- **Records to process**:
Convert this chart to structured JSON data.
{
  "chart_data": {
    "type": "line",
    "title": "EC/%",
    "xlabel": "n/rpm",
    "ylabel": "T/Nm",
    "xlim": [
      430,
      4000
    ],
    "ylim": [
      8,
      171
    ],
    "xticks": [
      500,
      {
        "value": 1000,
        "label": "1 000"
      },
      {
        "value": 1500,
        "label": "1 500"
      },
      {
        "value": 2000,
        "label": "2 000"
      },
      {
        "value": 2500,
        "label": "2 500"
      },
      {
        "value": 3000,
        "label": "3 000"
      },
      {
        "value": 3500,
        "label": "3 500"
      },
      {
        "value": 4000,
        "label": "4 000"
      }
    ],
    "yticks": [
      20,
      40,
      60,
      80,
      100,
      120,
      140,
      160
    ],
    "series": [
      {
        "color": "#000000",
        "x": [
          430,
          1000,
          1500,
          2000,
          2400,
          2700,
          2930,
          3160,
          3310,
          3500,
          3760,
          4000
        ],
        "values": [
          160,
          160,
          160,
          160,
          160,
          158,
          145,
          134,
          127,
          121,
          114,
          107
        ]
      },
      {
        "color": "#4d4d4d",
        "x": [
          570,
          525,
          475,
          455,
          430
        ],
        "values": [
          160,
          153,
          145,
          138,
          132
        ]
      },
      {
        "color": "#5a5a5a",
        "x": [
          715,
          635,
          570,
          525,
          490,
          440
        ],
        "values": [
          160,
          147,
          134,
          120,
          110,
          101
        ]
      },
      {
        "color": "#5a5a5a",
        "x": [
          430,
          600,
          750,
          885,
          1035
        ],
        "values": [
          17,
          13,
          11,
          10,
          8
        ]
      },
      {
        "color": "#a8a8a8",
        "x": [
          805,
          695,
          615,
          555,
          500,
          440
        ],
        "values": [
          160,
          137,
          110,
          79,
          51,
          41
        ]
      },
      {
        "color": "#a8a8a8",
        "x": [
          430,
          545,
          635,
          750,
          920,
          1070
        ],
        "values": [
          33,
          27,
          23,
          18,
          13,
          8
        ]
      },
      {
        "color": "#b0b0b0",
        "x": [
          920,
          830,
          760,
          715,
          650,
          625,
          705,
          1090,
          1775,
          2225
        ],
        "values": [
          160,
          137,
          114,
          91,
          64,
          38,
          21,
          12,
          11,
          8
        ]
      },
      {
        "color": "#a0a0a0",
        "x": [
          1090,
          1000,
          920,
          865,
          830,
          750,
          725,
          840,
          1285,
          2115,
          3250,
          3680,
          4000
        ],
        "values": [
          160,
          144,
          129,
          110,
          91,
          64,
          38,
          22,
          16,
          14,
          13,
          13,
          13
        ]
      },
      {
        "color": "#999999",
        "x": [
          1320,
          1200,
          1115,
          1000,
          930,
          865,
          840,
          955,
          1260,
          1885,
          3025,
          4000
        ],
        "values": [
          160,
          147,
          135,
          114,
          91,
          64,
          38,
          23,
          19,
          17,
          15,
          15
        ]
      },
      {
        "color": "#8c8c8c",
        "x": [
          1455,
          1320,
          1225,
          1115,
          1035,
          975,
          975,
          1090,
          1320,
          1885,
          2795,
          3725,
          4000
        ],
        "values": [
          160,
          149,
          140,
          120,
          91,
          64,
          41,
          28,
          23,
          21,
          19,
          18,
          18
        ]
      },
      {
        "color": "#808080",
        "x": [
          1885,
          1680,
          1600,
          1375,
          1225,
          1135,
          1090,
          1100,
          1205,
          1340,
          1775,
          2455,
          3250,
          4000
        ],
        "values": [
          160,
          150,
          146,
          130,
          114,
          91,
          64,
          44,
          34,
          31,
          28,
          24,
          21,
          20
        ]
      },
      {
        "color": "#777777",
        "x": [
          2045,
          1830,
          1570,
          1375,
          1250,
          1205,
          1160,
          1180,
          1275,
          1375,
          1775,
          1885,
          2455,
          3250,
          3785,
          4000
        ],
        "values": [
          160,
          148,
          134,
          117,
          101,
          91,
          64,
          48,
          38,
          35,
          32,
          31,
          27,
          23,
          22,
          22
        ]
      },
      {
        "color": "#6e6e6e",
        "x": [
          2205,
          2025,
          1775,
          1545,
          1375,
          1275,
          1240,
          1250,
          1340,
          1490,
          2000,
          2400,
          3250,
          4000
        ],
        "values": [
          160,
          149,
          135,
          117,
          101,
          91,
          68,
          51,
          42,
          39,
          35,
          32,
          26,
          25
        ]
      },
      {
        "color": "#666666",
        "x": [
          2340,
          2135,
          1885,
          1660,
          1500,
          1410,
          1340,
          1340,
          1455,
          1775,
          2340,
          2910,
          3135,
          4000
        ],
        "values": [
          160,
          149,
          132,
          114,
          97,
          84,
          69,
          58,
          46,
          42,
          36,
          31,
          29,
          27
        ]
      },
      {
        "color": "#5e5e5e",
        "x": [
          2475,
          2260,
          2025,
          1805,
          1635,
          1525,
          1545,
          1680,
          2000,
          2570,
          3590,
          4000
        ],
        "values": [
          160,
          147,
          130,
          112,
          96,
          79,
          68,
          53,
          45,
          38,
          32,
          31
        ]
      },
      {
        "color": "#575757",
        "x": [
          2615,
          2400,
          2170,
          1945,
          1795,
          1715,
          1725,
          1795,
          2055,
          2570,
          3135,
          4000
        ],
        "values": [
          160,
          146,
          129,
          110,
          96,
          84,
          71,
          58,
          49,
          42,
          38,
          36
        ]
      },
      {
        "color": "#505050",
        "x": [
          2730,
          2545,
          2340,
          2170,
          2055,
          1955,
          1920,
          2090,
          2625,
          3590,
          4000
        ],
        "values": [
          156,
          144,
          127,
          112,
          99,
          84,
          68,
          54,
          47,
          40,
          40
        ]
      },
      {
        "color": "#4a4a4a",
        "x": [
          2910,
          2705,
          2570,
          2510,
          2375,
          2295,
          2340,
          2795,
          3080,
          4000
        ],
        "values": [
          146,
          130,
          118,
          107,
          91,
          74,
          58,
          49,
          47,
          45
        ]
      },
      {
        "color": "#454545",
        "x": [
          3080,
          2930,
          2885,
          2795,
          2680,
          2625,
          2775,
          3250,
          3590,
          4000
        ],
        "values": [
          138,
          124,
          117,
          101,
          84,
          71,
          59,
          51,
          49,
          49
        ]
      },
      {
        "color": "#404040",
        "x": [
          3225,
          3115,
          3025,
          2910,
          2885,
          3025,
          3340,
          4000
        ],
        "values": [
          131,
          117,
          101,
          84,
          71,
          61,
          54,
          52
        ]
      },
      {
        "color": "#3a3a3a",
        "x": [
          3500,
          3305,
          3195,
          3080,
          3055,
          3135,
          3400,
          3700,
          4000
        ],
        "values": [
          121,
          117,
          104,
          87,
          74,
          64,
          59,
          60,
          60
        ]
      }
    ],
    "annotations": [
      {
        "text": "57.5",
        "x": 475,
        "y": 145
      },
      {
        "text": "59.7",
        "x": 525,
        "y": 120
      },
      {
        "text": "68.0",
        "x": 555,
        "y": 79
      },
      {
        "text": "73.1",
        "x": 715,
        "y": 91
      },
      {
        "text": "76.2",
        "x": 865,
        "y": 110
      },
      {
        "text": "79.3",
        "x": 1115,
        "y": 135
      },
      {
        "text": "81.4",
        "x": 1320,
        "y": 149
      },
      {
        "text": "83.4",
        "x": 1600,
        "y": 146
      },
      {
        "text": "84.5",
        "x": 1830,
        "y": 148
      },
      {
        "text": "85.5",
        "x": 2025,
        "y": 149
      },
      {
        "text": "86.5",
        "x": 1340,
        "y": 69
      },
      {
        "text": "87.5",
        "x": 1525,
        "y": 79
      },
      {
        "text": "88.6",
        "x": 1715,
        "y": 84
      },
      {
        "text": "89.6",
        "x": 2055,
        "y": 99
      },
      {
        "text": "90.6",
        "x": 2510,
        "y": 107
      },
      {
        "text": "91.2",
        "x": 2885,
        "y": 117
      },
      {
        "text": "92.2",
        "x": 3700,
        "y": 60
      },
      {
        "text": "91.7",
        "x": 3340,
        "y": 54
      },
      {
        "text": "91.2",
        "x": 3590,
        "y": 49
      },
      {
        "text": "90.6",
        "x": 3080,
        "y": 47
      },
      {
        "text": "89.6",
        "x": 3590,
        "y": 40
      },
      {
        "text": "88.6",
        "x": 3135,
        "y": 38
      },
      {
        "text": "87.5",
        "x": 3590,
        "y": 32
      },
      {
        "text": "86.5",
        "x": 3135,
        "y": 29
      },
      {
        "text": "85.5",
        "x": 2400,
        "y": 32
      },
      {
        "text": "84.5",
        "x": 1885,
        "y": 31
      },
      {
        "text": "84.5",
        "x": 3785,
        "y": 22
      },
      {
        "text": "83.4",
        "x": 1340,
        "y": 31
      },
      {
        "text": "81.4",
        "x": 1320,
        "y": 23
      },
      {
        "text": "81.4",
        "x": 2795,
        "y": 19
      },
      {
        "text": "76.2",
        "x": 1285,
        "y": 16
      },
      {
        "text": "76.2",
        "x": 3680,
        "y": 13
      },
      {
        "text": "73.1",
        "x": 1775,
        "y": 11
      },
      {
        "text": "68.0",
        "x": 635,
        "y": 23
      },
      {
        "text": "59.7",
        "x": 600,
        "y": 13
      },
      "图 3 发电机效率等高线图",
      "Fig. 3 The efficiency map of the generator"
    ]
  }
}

* * *

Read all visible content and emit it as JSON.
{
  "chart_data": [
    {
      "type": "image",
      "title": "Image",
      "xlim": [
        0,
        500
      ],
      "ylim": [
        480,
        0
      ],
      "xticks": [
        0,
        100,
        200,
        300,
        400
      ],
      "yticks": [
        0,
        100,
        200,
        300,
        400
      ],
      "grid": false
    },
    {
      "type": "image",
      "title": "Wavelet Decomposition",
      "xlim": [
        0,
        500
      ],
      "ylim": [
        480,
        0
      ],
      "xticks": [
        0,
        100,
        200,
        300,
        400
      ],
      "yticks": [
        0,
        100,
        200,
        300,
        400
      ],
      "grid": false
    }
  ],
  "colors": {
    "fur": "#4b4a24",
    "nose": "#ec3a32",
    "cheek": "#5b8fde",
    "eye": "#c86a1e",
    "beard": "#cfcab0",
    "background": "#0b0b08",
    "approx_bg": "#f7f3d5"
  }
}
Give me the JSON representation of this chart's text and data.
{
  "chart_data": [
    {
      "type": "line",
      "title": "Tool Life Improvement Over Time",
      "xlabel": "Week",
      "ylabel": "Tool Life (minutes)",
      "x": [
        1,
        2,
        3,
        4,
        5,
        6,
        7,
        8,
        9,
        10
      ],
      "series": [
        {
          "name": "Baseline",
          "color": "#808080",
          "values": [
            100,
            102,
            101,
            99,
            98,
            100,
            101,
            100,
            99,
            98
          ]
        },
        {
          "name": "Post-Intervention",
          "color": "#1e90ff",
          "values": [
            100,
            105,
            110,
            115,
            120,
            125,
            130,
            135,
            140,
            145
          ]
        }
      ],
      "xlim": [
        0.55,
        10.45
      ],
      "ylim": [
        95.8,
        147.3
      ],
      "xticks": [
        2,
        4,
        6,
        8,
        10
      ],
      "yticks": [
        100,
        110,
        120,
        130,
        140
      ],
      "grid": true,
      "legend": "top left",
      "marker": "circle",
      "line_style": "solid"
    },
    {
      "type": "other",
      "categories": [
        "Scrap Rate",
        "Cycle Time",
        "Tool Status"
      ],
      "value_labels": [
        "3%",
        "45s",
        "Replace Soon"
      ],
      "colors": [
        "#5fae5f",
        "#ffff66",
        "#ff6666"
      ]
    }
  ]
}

- **Task directions**: Go through the records above and copy every line with the word "type".

- **Full solution**:
    "type": "line",
      "type": "image",
      "type": "image",
      "type": "line",
      "type": "other",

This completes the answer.